**Provided material:**
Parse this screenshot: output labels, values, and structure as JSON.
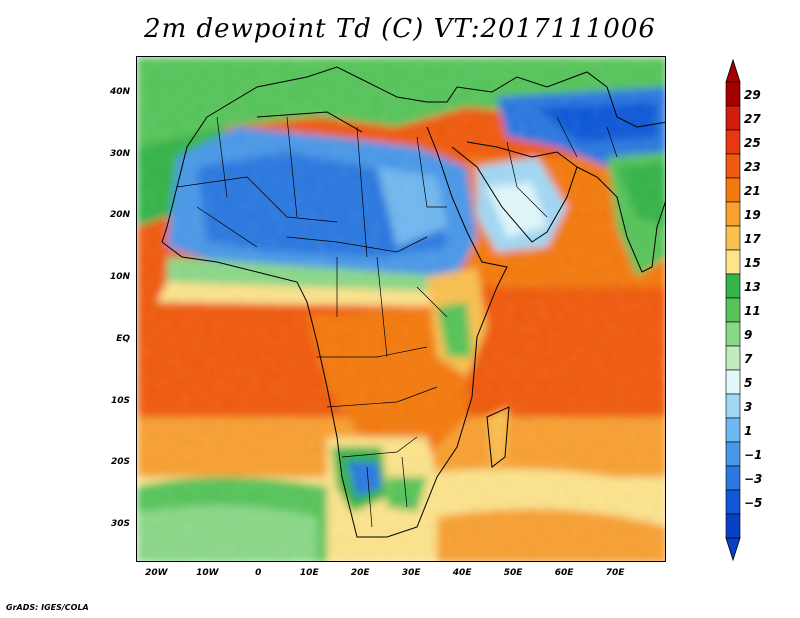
{
  "title": "2m dewpoint Td (C) VT:2017111006",
  "footer": "GrADS: IGES/COLA",
  "map": {
    "lon_range": [
      -24,
      80
    ],
    "lat_range": [
      -36,
      46
    ],
    "lat_ticks": [
      {
        "value": 40,
        "label": "40N"
      },
      {
        "value": 30,
        "label": "30N"
      },
      {
        "value": 20,
        "label": "20N"
      },
      {
        "value": 10,
        "label": "10N"
      },
      {
        "value": 0,
        "label": "EQ"
      },
      {
        "value": -10,
        "label": "10S"
      },
      {
        "value": -20,
        "label": "20S"
      },
      {
        "value": -30,
        "label": "30S"
      }
    ],
    "lon_ticks": [
      {
        "value": -20,
        "label": "20W"
      },
      {
        "value": -10,
        "label": "10W"
      },
      {
        "value": 0,
        "label": "0"
      },
      {
        "value": 10,
        "label": "10E"
      },
      {
        "value": 20,
        "label": "20E"
      },
      {
        "value": 30,
        "label": "30E"
      },
      {
        "value": 40,
        "label": "40E"
      },
      {
        "value": 50,
        "label": "50E"
      },
      {
        "value": 60,
        "label": "60E"
      },
      {
        "value": 70,
        "label": "70E"
      }
    ]
  },
  "colorbar": {
    "levels": [
      "29",
      "27",
      "25",
      "23",
      "21",
      "19",
      "17",
      "15",
      "13",
      "11",
      "9",
      "7",
      "5",
      "3",
      "1",
      "−1",
      "−3",
      "−5"
    ],
    "colors": [
      "#a50000",
      "#d21c0c",
      "#e8380f",
      "#f05a10",
      "#f47a10",
      "#f8a030",
      "#fac050",
      "#fce38c",
      "#34b44a",
      "#56c45a",
      "#8ad888",
      "#c0ecc0",
      "#e0f8fa",
      "#a0d8f4",
      "#70b8f0",
      "#4898e8",
      "#2a78e0",
      "#1058d8",
      "#0a40c8"
    ],
    "top_arrow_color": "#a50000",
    "bottom_arrow_color": "#0a40c8"
  }
}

**Work to do:** Every line above should be returned word for word, with the pictures left behind.

**Final result:**
Parse this screenshot: output labels, values, and structure as JSON.
{
  "title": "2m dewpoint Td (C) VT:2017111006",
  "footer": "GrADS: IGES/COLA",
  "map": {
    "lon_range": [
      -24,
      80
    ],
    "lat_range": [
      -36,
      46
    ],
    "lat_ticks": [
      {
        "value": 40,
        "label": "40N"
      },
      {
        "value": 30,
        "label": "30N"
      },
      {
        "value": 20,
        "label": "20N"
      },
      {
        "value": 10,
        "label": "10N"
      },
      {
        "value": 0,
        "label": "EQ"
      },
      {
        "value": -10,
        "label": "10S"
      },
      {
        "value": -20,
        "label": "20S"
      },
      {
        "value": -30,
        "label": "30S"
      }
    ],
    "lon_ticks": [
      {
        "value": -20,
        "label": "20W"
      },
      {
        "value": -10,
        "label": "10W"
      },
      {
        "value": 0,
        "label": "0"
      },
      {
        "value": 10,
        "label": "10E"
      },
      {
        "value": 20,
        "label": "20E"
      },
      {
        "value": 30,
        "label": "30E"
      },
      {
        "value": 40,
        "label": "40E"
      },
      {
        "value": 50,
        "label": "50E"
      },
      {
        "value": 60,
        "label": "60E"
      },
      {
        "value": 70,
        "label": "70E"
      }
    ]
  },
  "colorbar": {
    "levels": [
      "29",
      "27",
      "25",
      "23",
      "21",
      "19",
      "17",
      "15",
      "13",
      "11",
      "9",
      "7",
      "5",
      "3",
      "1",
      "−1",
      "−3",
      "−5"
    ],
    "colors": [
      "#a50000",
      "#d21c0c",
      "#e8380f",
      "#f05a10",
      "#f47a10",
      "#f8a030",
      "#fac050",
      "#fce38c",
      "#34b44a",
      "#56c45a",
      "#8ad888",
      "#c0ecc0",
      "#e0f8fa",
      "#a0d8f4",
      "#70b8f0",
      "#4898e8",
      "#2a78e0",
      "#1058d8",
      "#0a40c8"
    ],
    "top_arrow_color": "#a50000",
    "bottom_arrow_color": "#0a40c8"
  }
}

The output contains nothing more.